● EXERCISE DATA:
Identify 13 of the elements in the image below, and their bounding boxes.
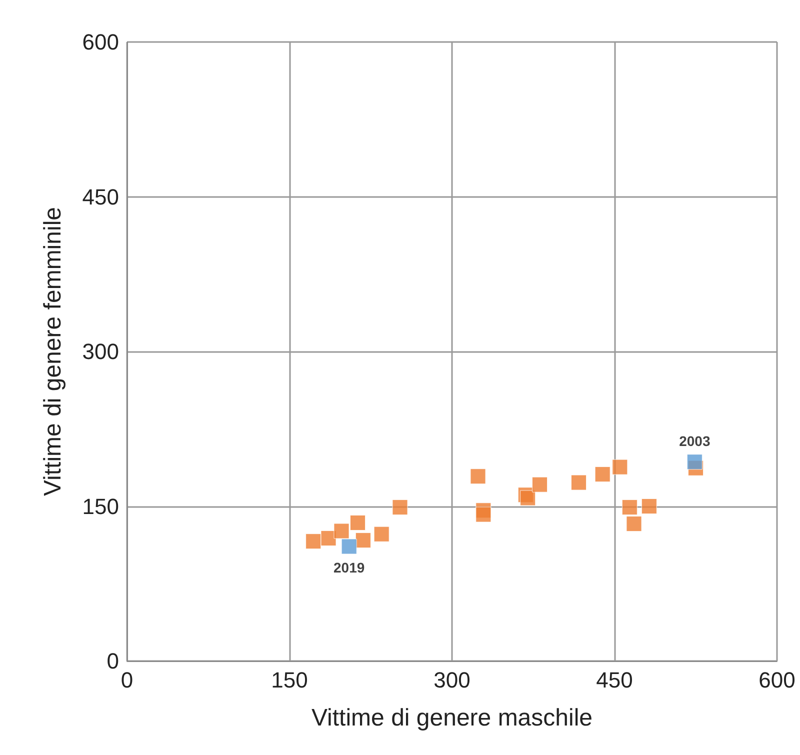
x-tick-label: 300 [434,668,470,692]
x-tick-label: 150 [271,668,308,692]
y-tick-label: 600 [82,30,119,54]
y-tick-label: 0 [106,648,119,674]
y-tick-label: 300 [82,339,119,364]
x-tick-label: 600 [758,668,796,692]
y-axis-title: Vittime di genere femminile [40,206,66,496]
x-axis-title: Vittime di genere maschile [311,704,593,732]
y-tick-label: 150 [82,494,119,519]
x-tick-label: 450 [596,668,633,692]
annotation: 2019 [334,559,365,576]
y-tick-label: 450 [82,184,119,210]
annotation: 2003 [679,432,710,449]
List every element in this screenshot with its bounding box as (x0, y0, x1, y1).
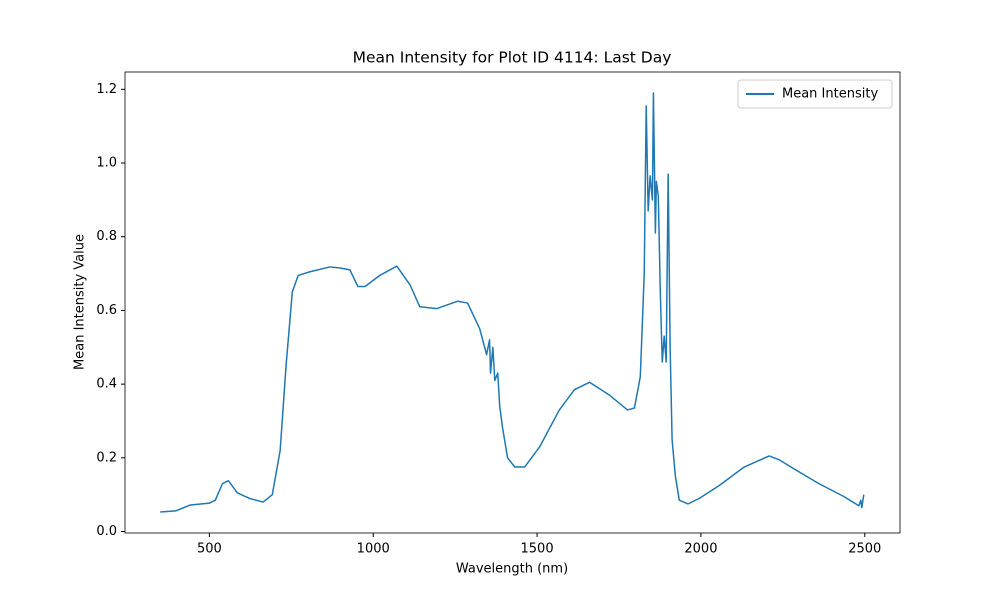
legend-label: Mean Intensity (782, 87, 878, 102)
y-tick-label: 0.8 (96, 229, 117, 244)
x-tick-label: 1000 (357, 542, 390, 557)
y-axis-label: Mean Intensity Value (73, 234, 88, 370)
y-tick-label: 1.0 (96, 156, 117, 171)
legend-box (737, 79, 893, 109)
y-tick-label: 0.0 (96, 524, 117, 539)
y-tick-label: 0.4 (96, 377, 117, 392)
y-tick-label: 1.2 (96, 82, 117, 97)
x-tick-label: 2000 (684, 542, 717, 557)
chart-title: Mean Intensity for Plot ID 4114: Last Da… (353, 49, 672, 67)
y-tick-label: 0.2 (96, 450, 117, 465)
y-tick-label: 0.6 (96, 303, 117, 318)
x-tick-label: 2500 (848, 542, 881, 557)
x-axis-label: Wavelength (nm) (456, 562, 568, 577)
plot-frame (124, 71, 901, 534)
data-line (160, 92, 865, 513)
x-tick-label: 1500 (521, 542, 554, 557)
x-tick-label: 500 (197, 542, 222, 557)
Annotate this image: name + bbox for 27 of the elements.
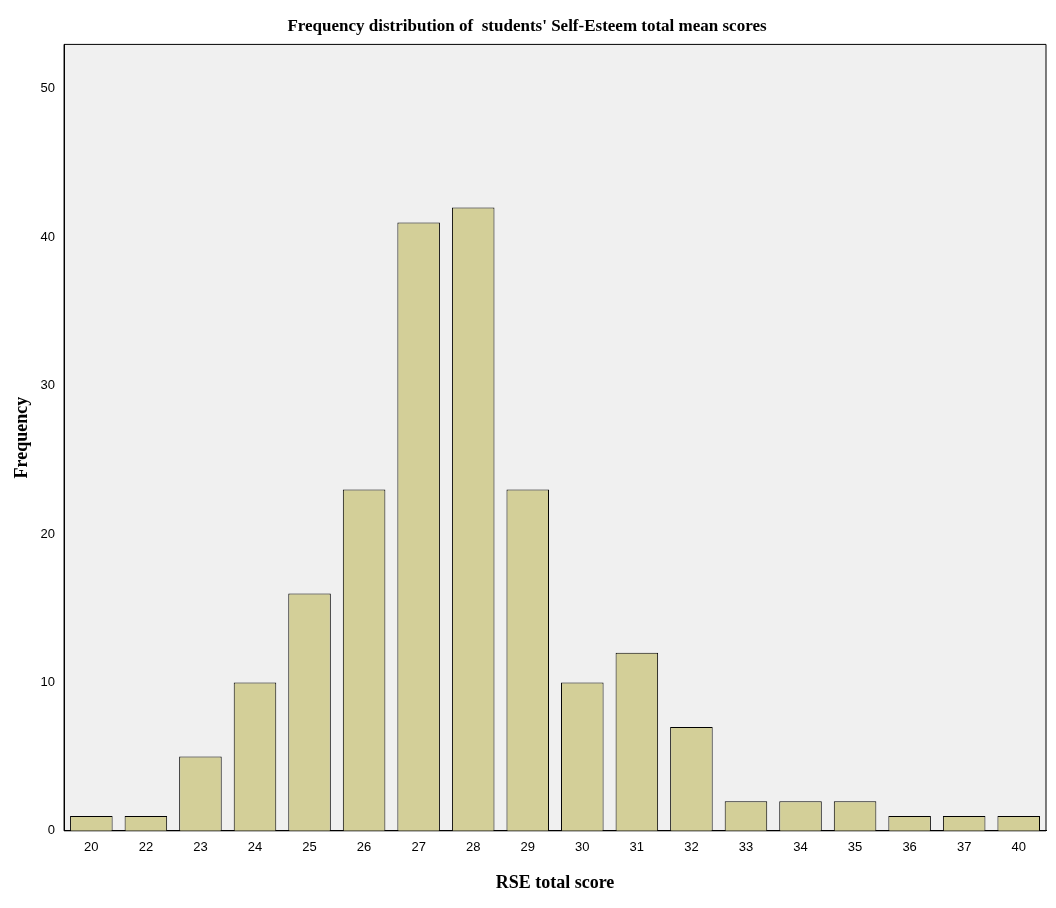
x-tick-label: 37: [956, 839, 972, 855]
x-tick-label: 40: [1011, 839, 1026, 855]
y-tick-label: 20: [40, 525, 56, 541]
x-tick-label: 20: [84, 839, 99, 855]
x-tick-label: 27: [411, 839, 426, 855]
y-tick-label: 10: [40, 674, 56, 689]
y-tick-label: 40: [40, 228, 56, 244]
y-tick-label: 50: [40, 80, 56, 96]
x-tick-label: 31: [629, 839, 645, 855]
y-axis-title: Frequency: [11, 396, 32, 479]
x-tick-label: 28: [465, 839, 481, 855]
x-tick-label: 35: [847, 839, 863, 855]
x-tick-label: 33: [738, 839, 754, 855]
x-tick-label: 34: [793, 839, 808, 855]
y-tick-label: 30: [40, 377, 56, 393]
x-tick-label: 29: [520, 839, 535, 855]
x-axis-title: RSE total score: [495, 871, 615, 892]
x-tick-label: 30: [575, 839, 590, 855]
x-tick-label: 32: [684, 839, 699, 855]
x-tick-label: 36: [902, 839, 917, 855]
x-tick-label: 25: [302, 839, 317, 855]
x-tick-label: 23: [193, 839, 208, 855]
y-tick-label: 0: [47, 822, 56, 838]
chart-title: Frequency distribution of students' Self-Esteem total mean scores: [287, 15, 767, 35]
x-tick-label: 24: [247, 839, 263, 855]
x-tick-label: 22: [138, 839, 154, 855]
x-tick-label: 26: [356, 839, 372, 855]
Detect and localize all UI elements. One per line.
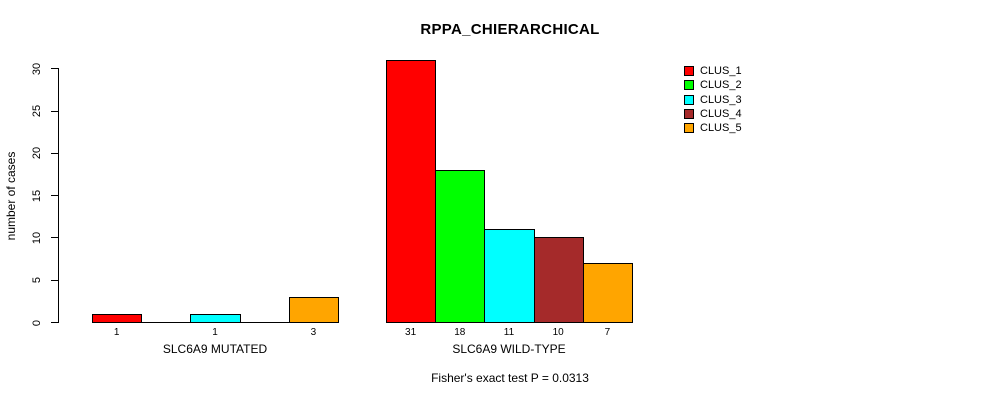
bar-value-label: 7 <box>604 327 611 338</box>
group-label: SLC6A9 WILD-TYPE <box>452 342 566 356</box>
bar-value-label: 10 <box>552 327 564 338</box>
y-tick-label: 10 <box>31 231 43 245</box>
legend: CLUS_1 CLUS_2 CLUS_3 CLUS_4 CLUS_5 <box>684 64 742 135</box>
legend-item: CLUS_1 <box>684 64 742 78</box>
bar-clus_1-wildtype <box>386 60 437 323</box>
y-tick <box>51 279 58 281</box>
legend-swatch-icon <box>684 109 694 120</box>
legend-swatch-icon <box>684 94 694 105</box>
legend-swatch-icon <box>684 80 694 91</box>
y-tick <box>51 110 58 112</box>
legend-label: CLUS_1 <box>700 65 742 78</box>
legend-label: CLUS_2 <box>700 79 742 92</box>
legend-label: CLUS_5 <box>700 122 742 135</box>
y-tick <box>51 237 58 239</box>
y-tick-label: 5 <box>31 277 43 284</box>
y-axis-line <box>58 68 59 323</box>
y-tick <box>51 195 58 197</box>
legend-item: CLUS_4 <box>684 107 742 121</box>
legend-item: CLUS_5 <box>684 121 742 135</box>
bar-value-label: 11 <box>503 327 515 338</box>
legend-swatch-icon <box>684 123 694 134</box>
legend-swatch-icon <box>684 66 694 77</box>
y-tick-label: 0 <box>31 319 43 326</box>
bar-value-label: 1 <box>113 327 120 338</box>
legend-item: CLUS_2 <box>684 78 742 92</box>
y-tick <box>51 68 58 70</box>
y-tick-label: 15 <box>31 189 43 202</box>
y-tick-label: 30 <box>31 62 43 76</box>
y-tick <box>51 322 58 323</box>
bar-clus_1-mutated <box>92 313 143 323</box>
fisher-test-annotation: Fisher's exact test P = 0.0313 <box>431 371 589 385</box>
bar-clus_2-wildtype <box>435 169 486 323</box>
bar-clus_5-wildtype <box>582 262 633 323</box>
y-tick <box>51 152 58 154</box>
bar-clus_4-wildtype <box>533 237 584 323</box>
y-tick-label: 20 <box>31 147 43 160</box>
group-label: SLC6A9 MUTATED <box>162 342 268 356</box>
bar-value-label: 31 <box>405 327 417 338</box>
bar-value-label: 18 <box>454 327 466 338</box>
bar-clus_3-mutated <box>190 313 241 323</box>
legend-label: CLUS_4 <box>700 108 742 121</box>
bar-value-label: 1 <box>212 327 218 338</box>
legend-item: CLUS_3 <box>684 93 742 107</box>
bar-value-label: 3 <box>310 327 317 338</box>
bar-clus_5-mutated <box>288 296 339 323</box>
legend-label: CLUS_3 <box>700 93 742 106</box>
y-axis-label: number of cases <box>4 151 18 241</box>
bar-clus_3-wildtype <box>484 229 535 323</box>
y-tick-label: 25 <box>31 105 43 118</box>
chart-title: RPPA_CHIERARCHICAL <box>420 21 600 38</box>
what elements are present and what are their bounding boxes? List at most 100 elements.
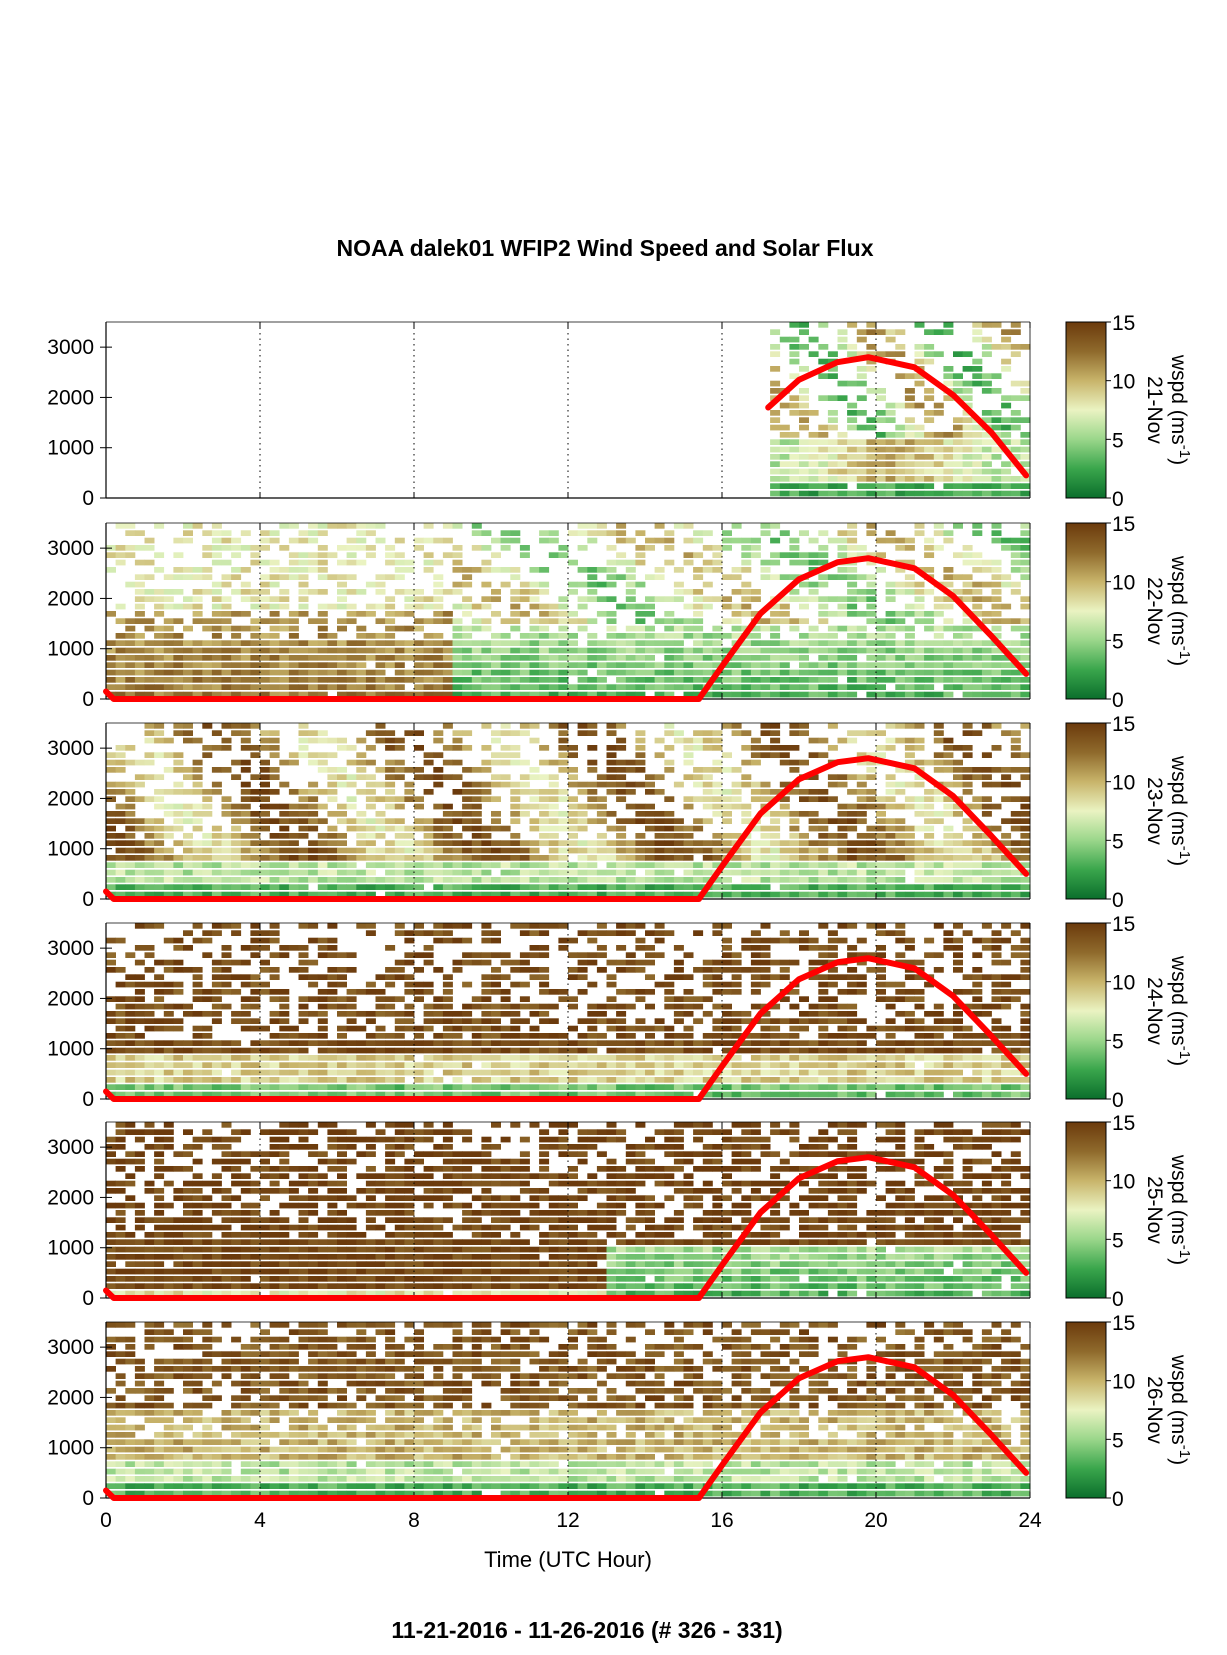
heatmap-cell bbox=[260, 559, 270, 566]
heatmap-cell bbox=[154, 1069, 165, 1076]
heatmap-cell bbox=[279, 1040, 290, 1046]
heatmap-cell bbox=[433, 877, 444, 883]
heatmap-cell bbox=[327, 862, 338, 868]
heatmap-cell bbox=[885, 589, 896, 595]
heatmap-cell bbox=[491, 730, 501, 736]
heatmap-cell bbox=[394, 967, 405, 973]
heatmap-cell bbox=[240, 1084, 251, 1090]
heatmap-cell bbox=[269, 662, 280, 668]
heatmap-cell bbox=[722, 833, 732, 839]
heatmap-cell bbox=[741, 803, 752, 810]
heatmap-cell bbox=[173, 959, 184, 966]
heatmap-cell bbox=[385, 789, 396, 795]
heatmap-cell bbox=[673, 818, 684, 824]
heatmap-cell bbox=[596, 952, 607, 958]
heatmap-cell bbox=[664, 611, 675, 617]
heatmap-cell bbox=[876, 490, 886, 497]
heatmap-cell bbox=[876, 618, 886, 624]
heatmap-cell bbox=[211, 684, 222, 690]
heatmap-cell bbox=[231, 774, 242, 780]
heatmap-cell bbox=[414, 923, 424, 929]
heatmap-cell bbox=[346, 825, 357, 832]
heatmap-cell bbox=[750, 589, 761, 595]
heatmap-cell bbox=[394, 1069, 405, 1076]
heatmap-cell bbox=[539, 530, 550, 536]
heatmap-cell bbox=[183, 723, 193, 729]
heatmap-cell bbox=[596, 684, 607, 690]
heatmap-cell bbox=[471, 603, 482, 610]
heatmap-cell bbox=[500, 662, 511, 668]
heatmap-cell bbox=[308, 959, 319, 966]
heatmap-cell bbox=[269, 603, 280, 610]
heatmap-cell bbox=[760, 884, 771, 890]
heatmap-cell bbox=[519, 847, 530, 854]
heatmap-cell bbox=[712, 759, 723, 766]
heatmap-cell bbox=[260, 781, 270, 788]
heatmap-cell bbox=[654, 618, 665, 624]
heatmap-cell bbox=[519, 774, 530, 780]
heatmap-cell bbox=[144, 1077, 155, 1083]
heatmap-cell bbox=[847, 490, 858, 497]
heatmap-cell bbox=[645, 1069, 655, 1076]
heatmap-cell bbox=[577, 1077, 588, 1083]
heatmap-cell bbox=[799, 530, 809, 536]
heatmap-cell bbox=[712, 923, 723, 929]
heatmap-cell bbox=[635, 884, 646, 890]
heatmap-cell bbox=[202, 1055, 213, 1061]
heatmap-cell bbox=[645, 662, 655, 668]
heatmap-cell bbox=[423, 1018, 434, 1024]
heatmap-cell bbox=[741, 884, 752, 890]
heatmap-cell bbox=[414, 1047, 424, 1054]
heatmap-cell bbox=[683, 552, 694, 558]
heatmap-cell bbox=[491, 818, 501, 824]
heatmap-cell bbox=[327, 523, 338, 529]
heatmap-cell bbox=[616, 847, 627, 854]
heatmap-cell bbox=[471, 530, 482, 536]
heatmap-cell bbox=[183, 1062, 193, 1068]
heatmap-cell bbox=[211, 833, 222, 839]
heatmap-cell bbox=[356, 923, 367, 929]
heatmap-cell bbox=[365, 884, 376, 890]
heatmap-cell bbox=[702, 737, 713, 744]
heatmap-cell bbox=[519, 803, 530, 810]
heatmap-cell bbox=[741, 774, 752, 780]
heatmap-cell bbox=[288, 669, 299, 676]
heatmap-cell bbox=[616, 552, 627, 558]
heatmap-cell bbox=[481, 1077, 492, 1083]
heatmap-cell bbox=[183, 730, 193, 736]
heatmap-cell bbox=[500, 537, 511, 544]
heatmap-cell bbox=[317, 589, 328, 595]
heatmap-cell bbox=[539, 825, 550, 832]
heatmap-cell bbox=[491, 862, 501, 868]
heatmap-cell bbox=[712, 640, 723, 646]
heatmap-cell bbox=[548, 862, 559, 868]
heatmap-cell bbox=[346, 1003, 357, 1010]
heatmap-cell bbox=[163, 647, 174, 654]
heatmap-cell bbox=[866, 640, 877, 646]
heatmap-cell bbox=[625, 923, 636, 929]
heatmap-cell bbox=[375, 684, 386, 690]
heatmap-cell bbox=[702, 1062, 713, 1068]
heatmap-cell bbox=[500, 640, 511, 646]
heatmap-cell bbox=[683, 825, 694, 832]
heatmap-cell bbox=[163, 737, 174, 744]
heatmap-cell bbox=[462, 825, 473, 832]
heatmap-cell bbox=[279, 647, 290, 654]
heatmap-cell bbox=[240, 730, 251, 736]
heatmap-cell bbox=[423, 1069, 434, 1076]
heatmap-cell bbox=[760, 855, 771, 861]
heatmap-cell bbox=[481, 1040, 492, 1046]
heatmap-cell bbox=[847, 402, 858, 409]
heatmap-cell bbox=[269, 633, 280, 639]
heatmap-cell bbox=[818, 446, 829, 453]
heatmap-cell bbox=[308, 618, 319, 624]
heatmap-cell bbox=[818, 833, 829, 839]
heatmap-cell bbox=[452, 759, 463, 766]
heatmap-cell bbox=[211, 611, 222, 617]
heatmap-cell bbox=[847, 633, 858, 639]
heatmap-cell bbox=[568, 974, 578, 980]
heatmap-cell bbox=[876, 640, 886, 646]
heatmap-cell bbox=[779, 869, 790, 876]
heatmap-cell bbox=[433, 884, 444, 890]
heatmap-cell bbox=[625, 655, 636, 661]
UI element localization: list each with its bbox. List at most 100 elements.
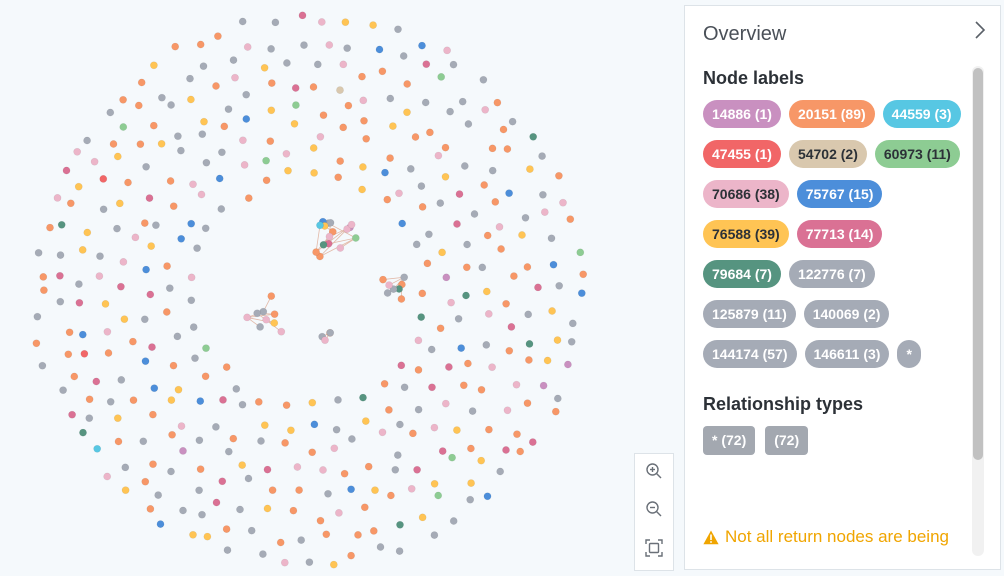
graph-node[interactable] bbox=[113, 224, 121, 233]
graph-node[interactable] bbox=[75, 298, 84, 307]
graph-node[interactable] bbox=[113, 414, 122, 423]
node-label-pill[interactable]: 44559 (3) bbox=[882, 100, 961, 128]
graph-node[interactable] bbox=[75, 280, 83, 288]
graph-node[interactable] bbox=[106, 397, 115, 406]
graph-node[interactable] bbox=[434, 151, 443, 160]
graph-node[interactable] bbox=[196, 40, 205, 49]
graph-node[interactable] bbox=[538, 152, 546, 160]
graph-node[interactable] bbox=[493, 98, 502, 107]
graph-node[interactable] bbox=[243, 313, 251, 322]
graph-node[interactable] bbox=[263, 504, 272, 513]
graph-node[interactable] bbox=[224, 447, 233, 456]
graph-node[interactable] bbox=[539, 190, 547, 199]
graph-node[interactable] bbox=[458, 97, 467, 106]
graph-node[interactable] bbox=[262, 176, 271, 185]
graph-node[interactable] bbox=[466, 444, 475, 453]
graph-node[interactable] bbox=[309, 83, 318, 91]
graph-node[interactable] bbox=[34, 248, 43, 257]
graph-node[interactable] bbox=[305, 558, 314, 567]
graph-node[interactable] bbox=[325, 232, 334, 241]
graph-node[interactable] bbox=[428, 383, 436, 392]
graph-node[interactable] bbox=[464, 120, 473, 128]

● WHAT IS REQUIRED:
Please copy the records above word for word, starting at their first line and ending with the line containing "Annotate this image: name", including that line. Leave the pictures out of your copy.

● RESPONSE TO THE EXERCISE:
Identify 13 of the elements in the image below, and their bounding boxes.
x-tick-label: 300 [434,668,470,692]
x-tick-label: 150 [271,668,308,692]
y-tick-label: 600 [82,30,119,54]
y-tick-label: 0 [106,648,119,674]
y-tick-label: 300 [82,339,119,364]
x-tick-label: 600 [758,668,796,692]
y-axis-title: Vittime di genere femminile [40,206,66,496]
x-axis-title: Vittime di genere maschile [311,704,593,732]
y-tick-label: 150 [82,494,119,519]
x-tick-label: 450 [596,668,633,692]
annotation: 2019 [334,559,365,576]
y-tick-label: 450 [82,184,119,210]
annotation: 2003 [679,432,710,449]
List every element in this screenshot with its bounding box as (x0, y0, x1, y1).
legend-label: Mean Intensity (782, 87, 878, 102)
y-tick-label: 0.8 (96, 229, 117, 244)
x-tick-label: 1000 (357, 542, 390, 557)
y-axis-label: Mean Intensity Value (73, 234, 88, 370)
y-tick-label: 1.0 (96, 156, 117, 171)
legend-box (737, 79, 893, 109)
y-tick-label: 0.0 (96, 524, 117, 539)
y-tick-label: 0.4 (96, 377, 117, 392)
y-tick-label: 1.2 (96, 82, 117, 97)
x-tick-label: 2000 (684, 542, 717, 557)
chart-title: Mean Intensity for Plot ID 4114: Last Da… (353, 49, 672, 67)
y-tick-label: 0.2 (96, 450, 117, 465)
y-tick-label: 0.6 (96, 303, 117, 318)
x-tick-label: 2500 (848, 542, 881, 557)
x-axis-label: Wavelength (nm) (456, 562, 568, 577)
plot-frame (124, 71, 901, 534)
data-line (160, 92, 865, 513)
x-tick-label: 1500 (521, 542, 554, 557)
x-tick-label: 500 (197, 542, 222, 557)
Annotate this image: name + bbox for 27 of the elements.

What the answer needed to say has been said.